Work required | Pictures do not belong in the copy, so please give every entry below again exactly.

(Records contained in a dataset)
┄┄┄┄┄┄┄┄┄┄┄┄┄┄┄┄┄┄┄┄
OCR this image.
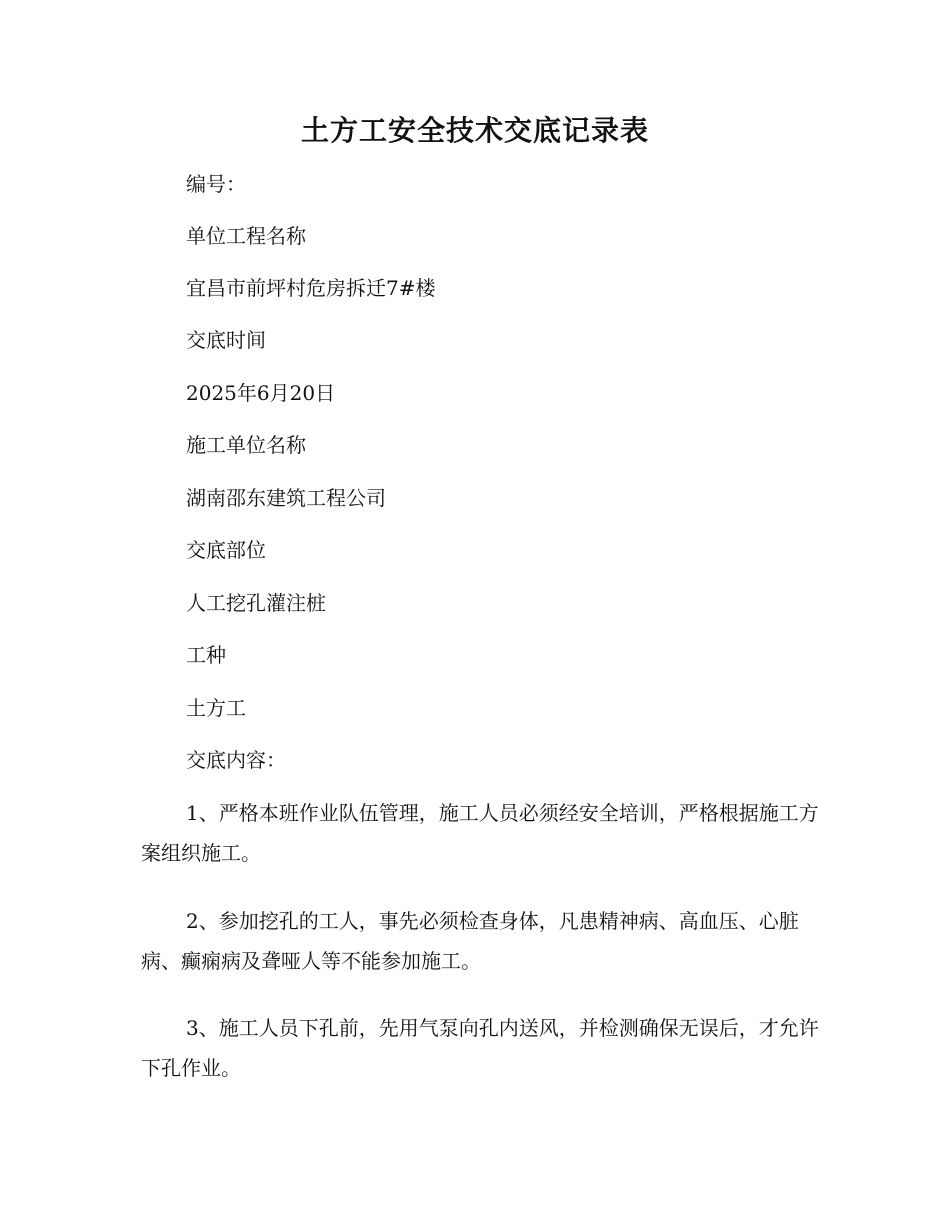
土方工安全技术交底记录表
编号：
单位工程名称
宜昌市前坪村危房拆迁7#楼
交底时间
2025年6月20日
施工单位名称
湖南邵东建筑工程公司
交底部位
人工挖孔灌注桩
工种
土方工
交底内容：
1、严格本班作业队伍管理，施工人员必须经安全培训，严格根据施工方案组织施工。
2、参加挖孔的工人，事先必须检查身体，凡患精神病、高血压、心脏病、癫痫病及聋哑人等不能参加施工。
3、施工人员下孔前，先用气泵向孔内送风，并检测确保无误后，才允许下孔作业。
┄┄┄┄┄┄┄┄┄┄┄┄┄┄┄┄┄┄┄┄
The output |
OCR this image.
土方工安全技术交底记录表
编号：
单位工程名称
宜昌市前坪村危房拆迁7#楼
交底时间
2025年6月20日
施工单位名称
湖南邵东建筑工程公司
交底部位
人工挖孔灌注桩
工种
土方工
交底内容：
1、严格本班作业队伍管理，施工人员必须经安全培训，严格根据施工方案组织施工。
2、参加挖孔的工人，事先必须检查身体，凡患精神病、高血压、心脏病、癫痫病及聋哑人等不能参加施工。
3、施工人员下孔前，先用气泵向孔内送风，并检测确保无误后，才允许下孔作业。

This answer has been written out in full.